───── Supplied records ─────
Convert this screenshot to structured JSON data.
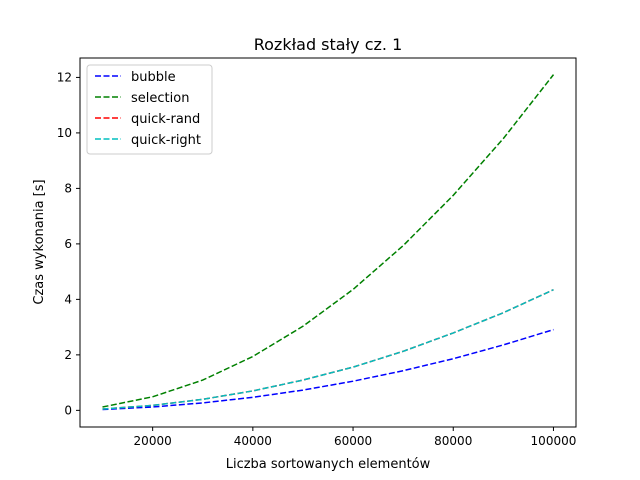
{
  "chart_data": {
    "type": "line",
    "title": "Rozkład stały cz. 1",
    "xlabel": "Liczba sortowanych elementów",
    "ylabel": "Czas wykonania [s]",
    "xlim": [
      5500,
      104500
    ],
    "ylim": [
      -0.6,
      12.7
    ],
    "xticks": [
      20000,
      40000,
      60000,
      80000,
      100000
    ],
    "yticks": [
      0,
      2,
      4,
      6,
      8,
      10,
      12
    ],
    "x": [
      10000,
      20000,
      30000,
      40000,
      50000,
      60000,
      70000,
      80000,
      90000,
      100000
    ],
    "grid": false,
    "legend_position": "top-left",
    "series": [
      {
        "name": "bubble",
        "color": "#0000ff",
        "style": "dashed",
        "values": [
          0.03,
          0.12,
          0.27,
          0.47,
          0.73,
          1.05,
          1.43,
          1.86,
          2.36,
          2.91
        ]
      },
      {
        "name": "selection",
        "color": "#008000",
        "style": "dashed",
        "values": [
          0.12,
          0.49,
          1.09,
          1.94,
          3.03,
          4.36,
          5.94,
          7.75,
          9.8,
          12.1
        ]
      },
      {
        "name": "quick-rand",
        "color": "#ff0000",
        "style": "dashed",
        "values": [
          0.05,
          0.18,
          0.4,
          0.7,
          1.09,
          1.56,
          2.13,
          2.79,
          3.52,
          4.35
        ]
      },
      {
        "name": "quick-right",
        "color": "#00bfbf",
        "style": "dashed",
        "values": [
          0.05,
          0.18,
          0.4,
          0.7,
          1.09,
          1.56,
          2.13,
          2.79,
          3.52,
          4.35
        ]
      }
    ]
  }
}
─────
▸ **The request**
All lines above with "color" in them should be returned.

▸ **Finished answer**
        "color": "#0000ff",
        "color": "#008000",
        "color": "#ff0000",
        "color": "#00bfbf",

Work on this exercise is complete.